- **What you need to do**:
In the records below, pick out all lines containing the word "chấm".

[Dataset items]

****************

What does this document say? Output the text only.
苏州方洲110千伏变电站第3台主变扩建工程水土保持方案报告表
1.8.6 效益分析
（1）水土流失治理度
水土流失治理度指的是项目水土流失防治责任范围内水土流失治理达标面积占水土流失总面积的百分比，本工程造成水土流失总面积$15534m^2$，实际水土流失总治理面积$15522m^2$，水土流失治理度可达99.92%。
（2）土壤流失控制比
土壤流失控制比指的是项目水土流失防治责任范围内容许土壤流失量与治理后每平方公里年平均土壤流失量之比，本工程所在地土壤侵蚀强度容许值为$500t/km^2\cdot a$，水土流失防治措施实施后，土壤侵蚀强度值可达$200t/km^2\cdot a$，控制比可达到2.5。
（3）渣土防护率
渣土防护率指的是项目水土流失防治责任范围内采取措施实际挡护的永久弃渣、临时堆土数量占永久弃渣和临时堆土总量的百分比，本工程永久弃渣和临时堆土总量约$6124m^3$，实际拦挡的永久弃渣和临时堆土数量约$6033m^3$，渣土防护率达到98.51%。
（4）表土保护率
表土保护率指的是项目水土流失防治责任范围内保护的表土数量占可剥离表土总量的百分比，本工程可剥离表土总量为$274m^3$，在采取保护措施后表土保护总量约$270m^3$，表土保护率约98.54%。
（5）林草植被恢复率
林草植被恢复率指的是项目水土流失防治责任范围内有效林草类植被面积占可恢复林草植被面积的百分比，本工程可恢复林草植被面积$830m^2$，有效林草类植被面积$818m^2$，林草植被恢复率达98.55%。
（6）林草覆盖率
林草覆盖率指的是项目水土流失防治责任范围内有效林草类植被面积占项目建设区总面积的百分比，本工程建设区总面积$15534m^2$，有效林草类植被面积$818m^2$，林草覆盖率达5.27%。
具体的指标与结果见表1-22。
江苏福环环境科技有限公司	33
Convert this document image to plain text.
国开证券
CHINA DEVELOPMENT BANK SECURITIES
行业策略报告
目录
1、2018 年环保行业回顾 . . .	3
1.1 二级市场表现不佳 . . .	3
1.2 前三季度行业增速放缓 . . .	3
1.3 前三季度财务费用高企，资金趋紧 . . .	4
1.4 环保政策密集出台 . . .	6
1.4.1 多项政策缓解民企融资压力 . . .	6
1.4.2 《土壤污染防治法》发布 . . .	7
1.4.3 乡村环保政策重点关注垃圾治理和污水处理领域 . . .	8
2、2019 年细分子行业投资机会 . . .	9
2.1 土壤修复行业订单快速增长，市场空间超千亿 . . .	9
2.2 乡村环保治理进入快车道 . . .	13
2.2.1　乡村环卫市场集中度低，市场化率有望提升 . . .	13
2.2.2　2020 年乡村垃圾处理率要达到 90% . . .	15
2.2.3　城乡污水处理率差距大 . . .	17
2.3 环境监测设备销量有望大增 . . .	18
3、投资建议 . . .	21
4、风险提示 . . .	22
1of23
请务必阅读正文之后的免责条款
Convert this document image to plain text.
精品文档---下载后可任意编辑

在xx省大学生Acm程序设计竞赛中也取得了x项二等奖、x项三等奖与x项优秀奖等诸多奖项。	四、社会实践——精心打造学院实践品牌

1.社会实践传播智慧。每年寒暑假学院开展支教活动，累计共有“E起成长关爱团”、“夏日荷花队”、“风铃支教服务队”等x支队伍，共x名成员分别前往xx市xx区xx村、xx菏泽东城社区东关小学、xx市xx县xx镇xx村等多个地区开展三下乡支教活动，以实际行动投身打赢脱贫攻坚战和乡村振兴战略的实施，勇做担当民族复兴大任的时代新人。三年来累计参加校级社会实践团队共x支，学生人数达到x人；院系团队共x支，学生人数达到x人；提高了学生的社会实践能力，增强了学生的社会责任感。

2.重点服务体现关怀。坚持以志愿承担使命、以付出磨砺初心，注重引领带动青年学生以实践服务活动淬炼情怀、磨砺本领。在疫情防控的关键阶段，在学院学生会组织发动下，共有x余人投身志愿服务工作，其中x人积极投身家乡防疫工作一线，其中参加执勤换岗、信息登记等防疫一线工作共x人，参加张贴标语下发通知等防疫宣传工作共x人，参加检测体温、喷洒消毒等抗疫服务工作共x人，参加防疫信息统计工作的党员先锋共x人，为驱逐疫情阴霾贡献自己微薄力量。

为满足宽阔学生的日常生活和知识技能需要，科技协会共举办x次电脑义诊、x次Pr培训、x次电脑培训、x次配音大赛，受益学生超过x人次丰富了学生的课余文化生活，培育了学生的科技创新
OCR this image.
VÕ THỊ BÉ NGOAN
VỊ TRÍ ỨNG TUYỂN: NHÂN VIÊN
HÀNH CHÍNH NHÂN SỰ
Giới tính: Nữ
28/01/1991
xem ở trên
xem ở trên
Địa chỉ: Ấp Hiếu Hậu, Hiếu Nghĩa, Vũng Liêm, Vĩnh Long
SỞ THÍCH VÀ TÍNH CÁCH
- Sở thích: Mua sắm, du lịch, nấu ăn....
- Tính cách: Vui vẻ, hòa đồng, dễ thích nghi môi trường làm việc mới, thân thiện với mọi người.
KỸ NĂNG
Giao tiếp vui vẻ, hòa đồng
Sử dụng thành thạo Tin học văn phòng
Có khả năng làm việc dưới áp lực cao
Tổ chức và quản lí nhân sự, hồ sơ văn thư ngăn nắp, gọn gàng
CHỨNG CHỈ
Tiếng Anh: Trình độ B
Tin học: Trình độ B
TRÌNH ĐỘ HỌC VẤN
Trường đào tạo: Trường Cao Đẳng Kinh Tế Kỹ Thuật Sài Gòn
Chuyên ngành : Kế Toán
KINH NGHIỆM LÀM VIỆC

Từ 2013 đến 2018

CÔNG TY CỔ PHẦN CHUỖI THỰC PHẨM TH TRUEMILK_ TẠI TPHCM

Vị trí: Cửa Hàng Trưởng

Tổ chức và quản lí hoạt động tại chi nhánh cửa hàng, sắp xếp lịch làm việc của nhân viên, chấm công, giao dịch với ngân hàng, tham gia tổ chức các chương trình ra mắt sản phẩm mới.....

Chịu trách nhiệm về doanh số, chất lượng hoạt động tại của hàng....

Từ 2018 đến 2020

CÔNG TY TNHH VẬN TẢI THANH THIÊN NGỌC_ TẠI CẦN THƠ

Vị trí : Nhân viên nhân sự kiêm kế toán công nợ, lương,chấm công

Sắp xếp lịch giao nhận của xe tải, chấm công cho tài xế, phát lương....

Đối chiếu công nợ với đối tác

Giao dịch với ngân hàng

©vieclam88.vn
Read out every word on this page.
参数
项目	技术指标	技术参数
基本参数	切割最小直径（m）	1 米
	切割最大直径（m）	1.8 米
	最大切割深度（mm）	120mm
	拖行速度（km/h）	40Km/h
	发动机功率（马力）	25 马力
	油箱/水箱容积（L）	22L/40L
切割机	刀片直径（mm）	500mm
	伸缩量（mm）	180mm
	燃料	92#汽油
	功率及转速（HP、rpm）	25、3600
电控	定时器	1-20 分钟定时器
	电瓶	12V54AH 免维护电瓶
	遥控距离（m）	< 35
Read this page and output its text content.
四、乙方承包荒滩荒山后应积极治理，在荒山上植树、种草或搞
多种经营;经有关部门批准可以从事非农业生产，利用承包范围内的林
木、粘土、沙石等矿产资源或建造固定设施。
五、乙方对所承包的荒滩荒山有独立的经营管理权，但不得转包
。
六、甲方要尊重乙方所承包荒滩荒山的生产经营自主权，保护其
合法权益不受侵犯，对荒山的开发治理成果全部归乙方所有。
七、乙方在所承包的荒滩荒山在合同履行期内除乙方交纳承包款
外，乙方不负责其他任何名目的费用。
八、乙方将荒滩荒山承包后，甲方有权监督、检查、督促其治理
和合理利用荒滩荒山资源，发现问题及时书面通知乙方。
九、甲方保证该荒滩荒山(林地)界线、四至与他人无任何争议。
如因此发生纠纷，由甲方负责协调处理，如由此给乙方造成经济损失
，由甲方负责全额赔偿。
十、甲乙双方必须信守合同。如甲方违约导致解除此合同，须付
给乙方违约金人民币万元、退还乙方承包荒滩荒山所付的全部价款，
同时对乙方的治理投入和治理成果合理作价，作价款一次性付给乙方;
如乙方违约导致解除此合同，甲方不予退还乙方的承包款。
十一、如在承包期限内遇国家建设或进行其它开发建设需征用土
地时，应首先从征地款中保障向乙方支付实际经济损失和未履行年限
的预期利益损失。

****************

- **Exercise output**:
Tổ chức và quản lí hoạt động tại chi nhánh cửa hàng, sắp xếp lịch làm việc của nhân viên, chấm công, giao dịch với ngân hàng, tham gia tổ chức các chương trình ra mắt sản phẩm mới.....
Vị trí : Nhân viên nhân sự kiêm kế toán công nợ, lương,chấm công
Sắp xếp lịch giao nhận của xe tải, chấm công cho tài xế, phát lương....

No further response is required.